From the listing below, count the lines where the string "какие" occurs. Give the number, with no other words.

> [Supplied data]:
- - -
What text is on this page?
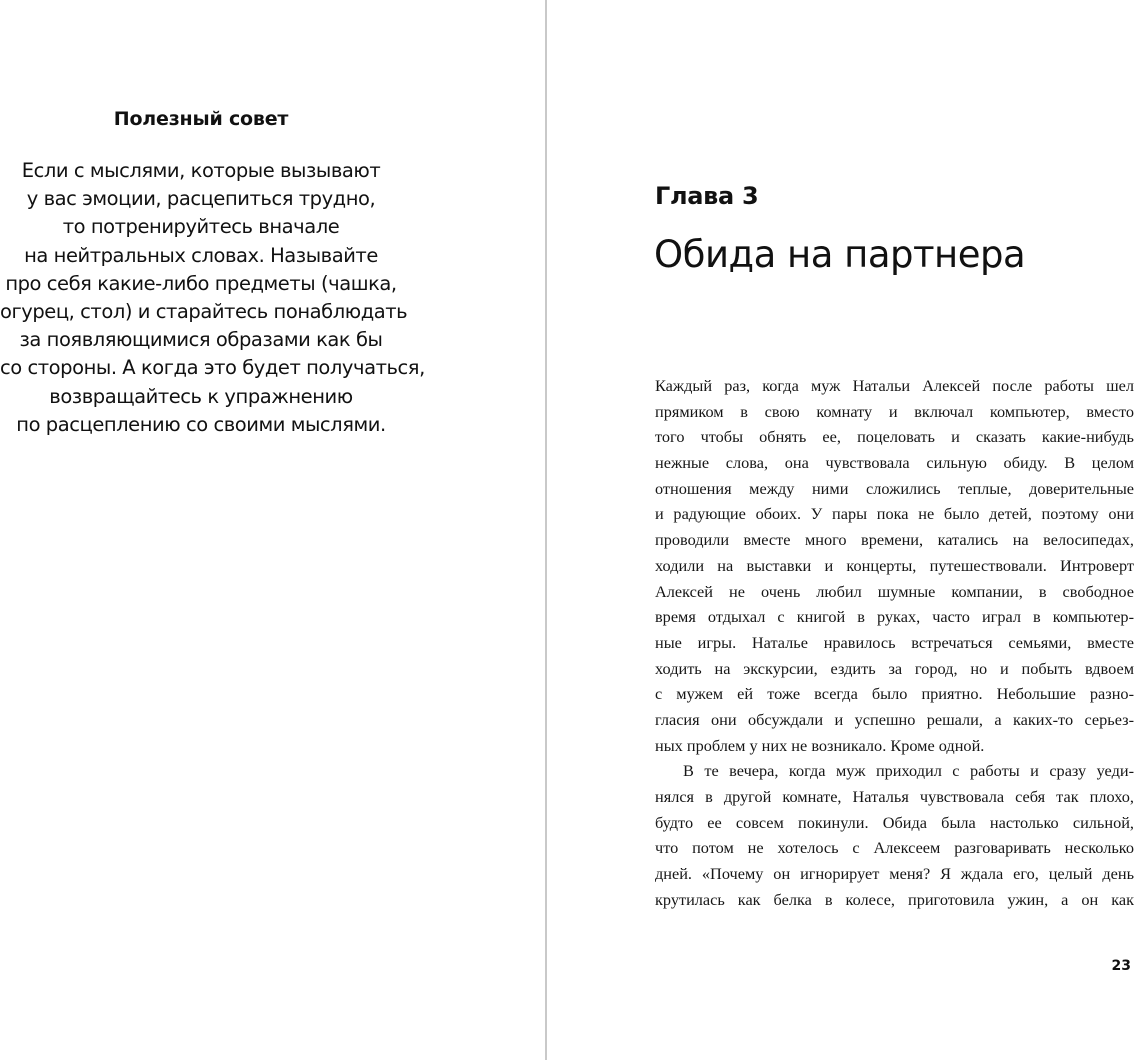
Полезный совет

Если с мыслями, которые вызывают
у вас эмоции, расцепиться трудно,
то потренируйтесь вначале
на нейтральных словах. Называйте
про себя какие-либо предметы (чашка,
огурец, стол) и старайтесь понаблюдать
за появляющимися образами как бы
со стороны. А когда это будет получаться,
возвращайтесь к упражнению
по расцеплению со своими мыслями.

Глава 3
Обида на партнера

Каждый раз, когда муж Натальи Алексей после работы шел
прямиком в свою комнату и включал компьютер, вместо
того чтобы обнять ее, поцеловать и сказать какие-нибудь
нежные слова, она чувствовала сильную обиду. В целом
отношения между ними сложились теплые, доверительные
и радующие обоих. У пары пока не было детей, поэтому они
проводили вместе много времени, катались на велосипедах,
ходили на выставки и концерты, путешествовали. Интроверт
Алексей не очень любил шумные компании, в свободное
время отдыхал с книгой в руках, часто играл в компьютер-
ные игры. Наталье нравилось встречаться семьями, вместе
ходить на экскурсии, ездить за город, но и побыть вдвоем
с мужем ей тоже всегда было приятно. Небольшие разно-
гласия они обсуждали и успешно решали, а каких-то серьез-
ных проблем у них не возникало. Кроме одной.

В те вечера, когда муж приходил с работы и сразу уеди-
нялся в другой комнате, Наталья чувствовала себя так плохо,
будто ее совсем покинули. Обида была настолько сильной,
что потом не хотелось с Алексеем разговаривать несколько
дней. «Почему он игнорирует меня? Я ждала его, целый день
крутилась как белка в колесе, приготовила ужин, а он как

23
- - -
> [Expected answer]:
2